┌─ INPUT ROWS
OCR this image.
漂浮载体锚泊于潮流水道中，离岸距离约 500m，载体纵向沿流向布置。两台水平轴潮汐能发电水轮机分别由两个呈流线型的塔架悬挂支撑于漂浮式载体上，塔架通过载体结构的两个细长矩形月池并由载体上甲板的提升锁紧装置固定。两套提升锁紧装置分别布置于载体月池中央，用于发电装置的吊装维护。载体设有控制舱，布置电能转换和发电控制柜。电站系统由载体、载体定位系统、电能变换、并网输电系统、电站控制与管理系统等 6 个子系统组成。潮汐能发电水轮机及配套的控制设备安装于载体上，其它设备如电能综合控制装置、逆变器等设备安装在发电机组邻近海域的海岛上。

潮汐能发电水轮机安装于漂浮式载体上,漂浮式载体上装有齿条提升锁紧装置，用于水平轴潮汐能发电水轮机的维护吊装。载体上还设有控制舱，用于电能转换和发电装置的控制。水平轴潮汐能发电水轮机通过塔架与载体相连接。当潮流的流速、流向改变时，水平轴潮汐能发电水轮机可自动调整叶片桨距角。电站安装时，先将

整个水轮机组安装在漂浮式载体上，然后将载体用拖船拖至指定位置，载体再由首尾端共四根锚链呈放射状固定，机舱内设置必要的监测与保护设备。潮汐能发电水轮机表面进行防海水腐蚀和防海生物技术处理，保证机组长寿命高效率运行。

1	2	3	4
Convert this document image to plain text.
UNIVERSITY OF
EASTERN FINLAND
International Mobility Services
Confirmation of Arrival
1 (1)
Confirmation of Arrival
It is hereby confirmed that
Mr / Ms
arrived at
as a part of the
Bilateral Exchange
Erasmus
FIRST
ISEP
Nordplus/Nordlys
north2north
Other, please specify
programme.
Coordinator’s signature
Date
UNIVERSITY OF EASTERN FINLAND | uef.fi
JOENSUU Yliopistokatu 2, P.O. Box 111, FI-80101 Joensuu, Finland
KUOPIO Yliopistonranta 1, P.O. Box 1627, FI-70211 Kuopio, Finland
└─
┌─ INPUT ROWS
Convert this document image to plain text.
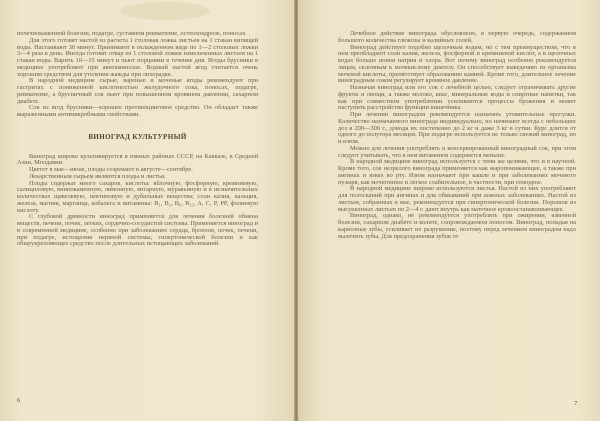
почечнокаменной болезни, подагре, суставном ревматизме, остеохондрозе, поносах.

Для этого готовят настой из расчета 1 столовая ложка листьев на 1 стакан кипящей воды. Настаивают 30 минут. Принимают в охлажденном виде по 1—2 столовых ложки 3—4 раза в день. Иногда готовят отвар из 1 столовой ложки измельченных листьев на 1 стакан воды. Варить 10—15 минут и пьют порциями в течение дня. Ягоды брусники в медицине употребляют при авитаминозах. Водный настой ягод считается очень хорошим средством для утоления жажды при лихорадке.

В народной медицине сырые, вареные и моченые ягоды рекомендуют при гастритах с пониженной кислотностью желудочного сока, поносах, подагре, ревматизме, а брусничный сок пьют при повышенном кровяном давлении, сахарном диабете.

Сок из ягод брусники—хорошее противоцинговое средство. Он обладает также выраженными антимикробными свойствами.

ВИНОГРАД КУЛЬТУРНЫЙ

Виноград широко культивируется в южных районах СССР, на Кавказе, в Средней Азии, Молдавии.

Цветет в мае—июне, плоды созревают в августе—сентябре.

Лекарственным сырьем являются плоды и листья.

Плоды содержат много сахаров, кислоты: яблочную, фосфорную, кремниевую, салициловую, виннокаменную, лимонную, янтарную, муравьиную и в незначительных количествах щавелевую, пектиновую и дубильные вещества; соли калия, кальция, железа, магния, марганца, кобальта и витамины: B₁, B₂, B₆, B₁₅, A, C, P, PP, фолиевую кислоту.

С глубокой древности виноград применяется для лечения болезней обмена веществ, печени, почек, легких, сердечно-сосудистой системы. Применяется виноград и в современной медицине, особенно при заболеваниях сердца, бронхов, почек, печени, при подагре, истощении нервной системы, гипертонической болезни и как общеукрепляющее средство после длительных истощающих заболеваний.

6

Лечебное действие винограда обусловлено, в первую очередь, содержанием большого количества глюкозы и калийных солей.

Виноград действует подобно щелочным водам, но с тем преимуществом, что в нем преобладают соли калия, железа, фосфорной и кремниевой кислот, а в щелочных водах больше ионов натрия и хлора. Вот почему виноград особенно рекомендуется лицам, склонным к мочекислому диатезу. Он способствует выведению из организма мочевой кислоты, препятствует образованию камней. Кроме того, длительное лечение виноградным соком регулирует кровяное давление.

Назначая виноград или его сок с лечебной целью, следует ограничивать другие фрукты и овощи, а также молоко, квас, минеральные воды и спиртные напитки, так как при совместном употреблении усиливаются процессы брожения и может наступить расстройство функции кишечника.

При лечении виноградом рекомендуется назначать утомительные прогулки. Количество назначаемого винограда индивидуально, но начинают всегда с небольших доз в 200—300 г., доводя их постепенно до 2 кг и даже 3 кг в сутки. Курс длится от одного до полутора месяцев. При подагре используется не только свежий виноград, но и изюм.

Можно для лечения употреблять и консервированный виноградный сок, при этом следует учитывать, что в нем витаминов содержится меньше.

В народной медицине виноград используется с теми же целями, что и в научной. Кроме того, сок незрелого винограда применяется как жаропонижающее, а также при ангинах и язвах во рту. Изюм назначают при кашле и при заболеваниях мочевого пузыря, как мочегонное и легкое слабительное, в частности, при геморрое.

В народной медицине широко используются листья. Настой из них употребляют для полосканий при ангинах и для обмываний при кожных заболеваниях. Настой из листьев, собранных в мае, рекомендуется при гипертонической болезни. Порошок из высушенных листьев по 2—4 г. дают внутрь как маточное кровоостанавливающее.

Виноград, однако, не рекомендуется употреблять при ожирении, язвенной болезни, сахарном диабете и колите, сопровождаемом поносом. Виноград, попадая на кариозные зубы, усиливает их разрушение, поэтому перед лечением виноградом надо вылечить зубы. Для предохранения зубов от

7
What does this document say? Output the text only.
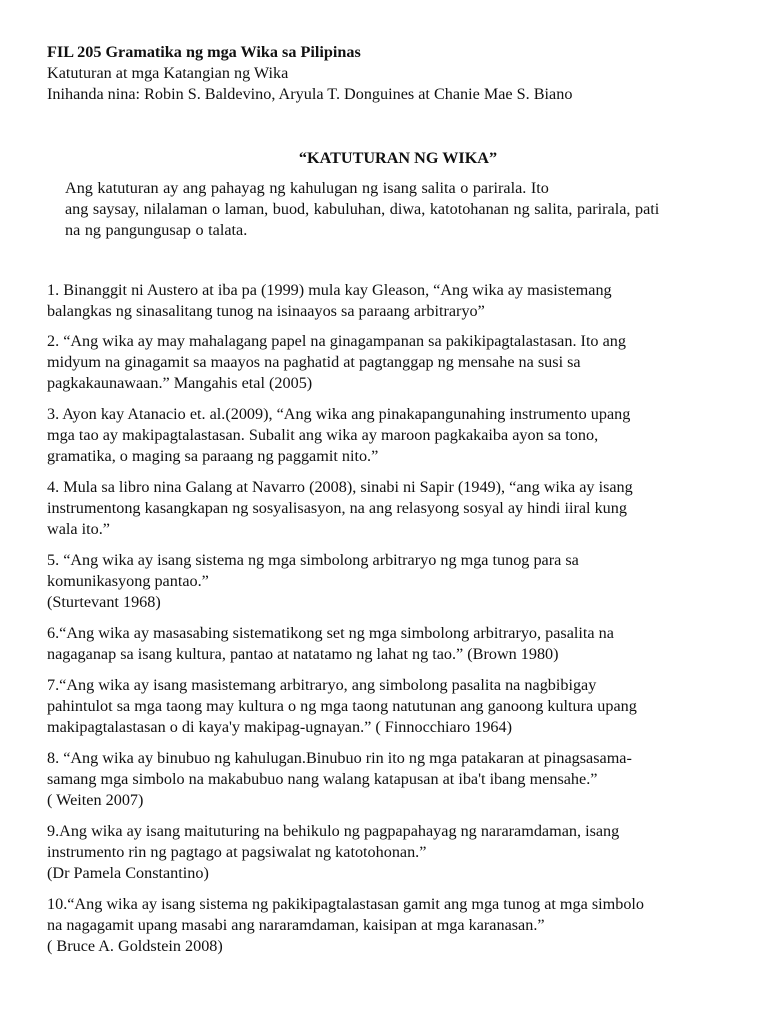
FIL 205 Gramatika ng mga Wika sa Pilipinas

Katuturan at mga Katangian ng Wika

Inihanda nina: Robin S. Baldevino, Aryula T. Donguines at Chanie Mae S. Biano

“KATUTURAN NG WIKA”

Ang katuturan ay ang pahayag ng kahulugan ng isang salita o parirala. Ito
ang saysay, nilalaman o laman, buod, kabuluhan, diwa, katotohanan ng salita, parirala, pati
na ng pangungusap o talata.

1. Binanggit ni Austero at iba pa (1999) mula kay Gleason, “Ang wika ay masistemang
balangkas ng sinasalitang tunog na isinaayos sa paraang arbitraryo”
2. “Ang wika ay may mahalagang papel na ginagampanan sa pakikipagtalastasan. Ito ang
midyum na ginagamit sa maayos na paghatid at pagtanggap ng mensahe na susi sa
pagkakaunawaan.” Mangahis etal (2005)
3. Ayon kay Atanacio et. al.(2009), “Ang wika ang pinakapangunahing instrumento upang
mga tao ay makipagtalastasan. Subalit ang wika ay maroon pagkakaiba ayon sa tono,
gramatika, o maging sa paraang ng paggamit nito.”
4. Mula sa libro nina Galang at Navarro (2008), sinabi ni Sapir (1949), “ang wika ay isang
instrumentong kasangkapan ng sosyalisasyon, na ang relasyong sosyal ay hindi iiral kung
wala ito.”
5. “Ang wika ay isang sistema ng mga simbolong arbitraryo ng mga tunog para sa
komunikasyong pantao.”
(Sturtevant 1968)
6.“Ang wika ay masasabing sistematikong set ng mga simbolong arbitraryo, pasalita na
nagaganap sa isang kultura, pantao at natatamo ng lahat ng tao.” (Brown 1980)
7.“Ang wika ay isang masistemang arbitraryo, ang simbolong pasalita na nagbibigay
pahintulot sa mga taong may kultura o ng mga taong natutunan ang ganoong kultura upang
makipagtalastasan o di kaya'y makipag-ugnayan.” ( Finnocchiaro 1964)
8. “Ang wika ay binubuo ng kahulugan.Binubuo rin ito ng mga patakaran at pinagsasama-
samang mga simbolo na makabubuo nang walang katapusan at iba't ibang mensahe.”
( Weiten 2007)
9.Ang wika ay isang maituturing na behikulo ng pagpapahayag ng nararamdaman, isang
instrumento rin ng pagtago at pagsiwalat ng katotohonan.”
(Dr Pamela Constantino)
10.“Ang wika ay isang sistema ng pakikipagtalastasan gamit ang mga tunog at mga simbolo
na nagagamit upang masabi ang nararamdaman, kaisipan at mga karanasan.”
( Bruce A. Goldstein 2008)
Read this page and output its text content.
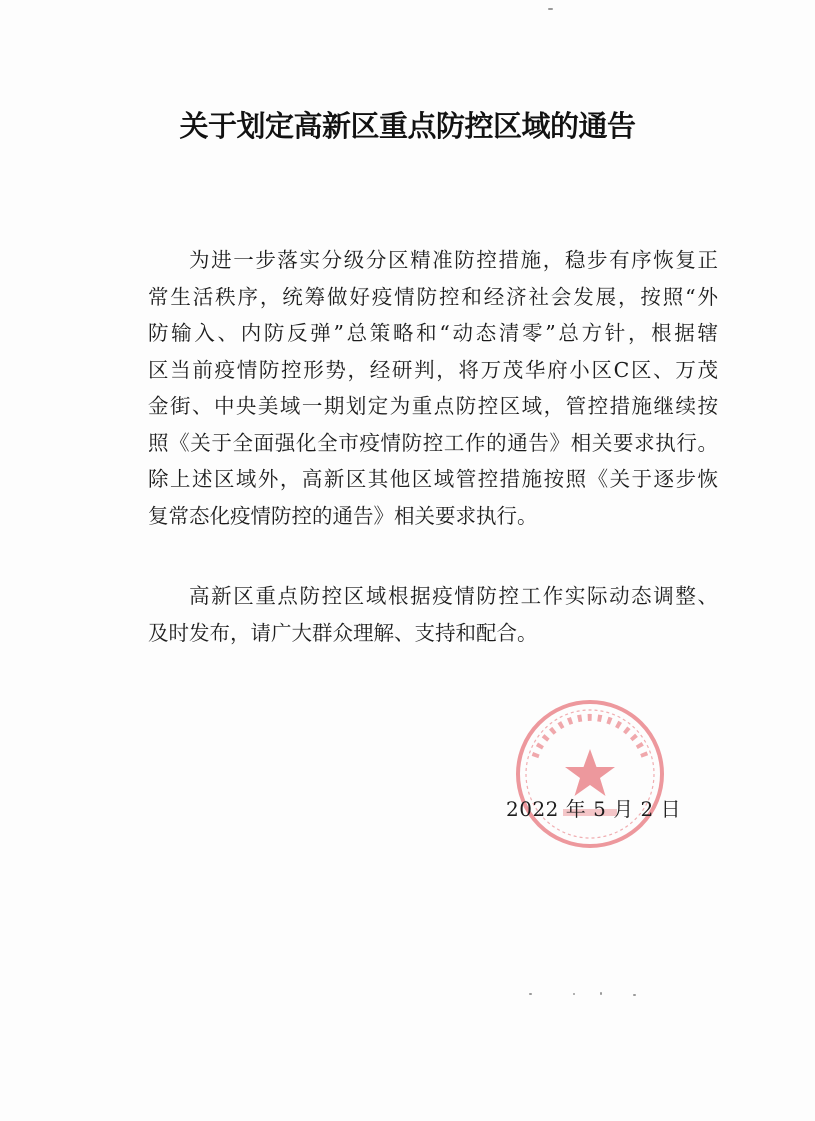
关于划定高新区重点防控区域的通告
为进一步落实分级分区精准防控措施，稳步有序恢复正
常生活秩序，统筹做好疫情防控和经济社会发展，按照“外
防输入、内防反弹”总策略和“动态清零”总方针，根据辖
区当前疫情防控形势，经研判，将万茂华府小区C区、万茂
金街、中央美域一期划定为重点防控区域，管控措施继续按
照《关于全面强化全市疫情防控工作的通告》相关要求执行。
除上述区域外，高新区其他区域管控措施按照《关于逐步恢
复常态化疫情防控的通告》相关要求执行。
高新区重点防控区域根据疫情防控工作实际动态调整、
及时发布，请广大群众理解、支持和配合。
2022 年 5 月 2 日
└─
┌─ INPUT ROWS
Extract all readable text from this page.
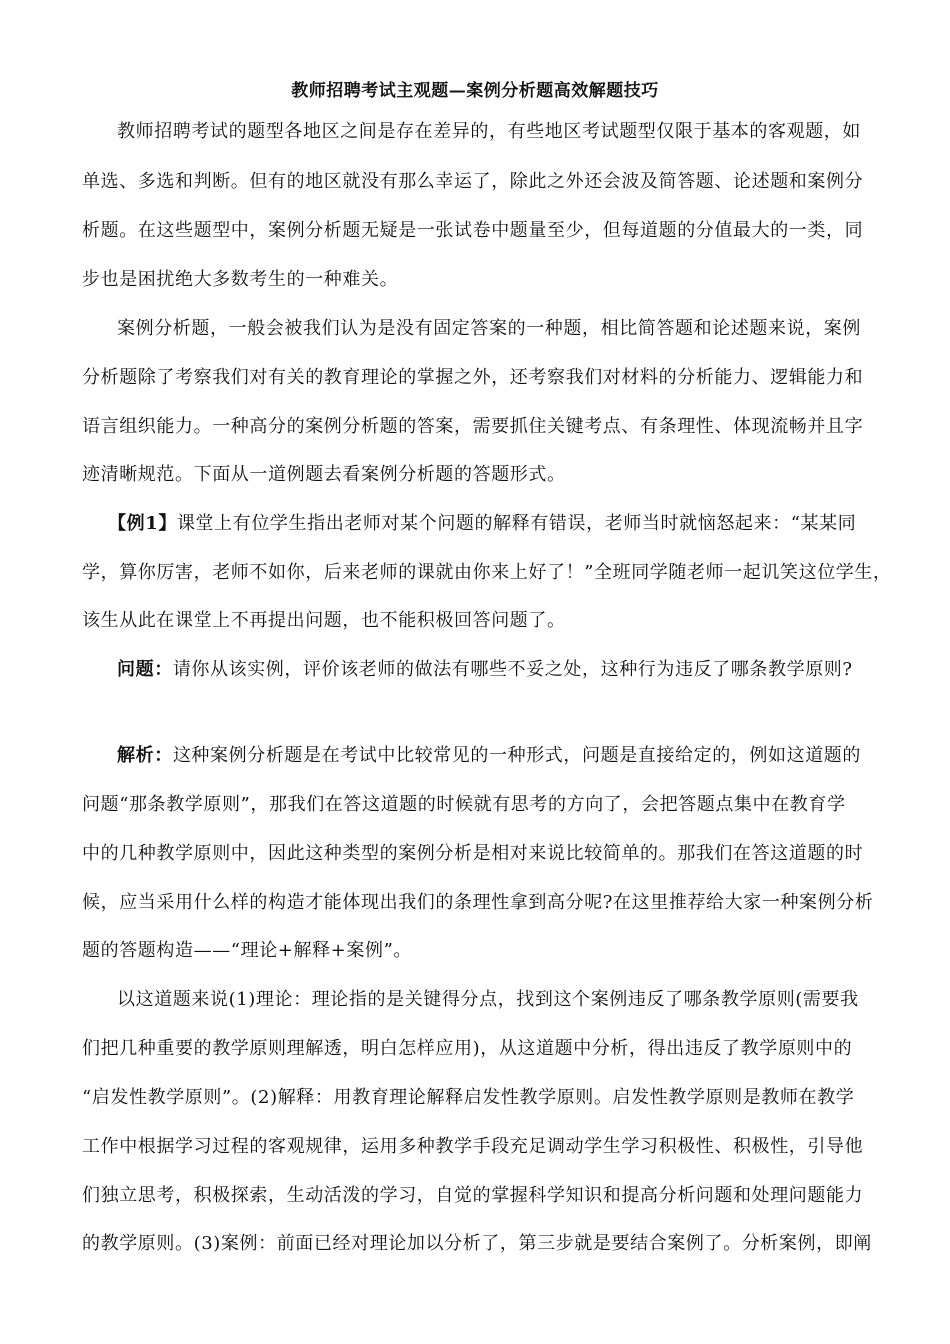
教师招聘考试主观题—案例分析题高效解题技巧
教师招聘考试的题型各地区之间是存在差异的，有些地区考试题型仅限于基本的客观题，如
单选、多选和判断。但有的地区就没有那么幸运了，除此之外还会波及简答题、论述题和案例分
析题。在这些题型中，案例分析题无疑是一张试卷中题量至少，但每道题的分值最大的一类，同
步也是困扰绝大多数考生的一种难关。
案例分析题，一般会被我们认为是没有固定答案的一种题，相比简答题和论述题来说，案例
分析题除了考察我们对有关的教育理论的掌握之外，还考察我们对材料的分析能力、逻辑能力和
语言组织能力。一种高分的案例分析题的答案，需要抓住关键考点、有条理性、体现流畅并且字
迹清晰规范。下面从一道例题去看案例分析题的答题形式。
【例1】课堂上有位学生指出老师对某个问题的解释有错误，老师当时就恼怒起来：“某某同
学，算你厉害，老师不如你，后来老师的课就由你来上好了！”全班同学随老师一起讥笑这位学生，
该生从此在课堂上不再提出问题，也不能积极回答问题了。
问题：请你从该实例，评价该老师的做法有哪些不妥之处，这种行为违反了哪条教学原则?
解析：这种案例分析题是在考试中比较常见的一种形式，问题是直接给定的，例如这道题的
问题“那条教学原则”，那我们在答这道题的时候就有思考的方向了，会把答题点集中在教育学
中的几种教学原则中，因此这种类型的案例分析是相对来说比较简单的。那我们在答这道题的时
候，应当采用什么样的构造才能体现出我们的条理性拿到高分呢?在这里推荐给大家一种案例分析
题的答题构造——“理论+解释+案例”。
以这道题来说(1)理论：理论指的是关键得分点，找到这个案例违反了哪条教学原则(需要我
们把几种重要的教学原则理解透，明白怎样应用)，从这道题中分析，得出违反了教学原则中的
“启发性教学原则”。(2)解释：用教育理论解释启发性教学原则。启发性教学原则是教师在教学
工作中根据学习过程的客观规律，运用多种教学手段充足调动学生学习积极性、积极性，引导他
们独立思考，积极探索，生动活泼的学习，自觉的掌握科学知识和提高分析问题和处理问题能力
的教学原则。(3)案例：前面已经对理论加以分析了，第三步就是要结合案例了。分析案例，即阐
└─
● TASK STATEMENT: Pick each line holding the word "ангинах" out of the data and copy it.

● EXERCISE RESULT:
В народной медицине виноград используется с теми же целями, что и в научной. Кроме того, сок незрелого винограда применяется как жаропонижающее, а также при ангинах и язвах во рту. Изюм назначают при кашле и при заболеваниях мочевого пузыря, как мочегонное и легкое слабительное, в частности, при геморрое.
В народной медицине широко используются листья. Настой из них употребляют для полосканий при ангинах и для обмываний при кожных заболеваниях. Настой из листьев, собранных в мае, рекомендуется при гипертонической болезни. Порошок из высушенных листьев по 2—4 г. дают внутрь как маточное кровоостанавливающее.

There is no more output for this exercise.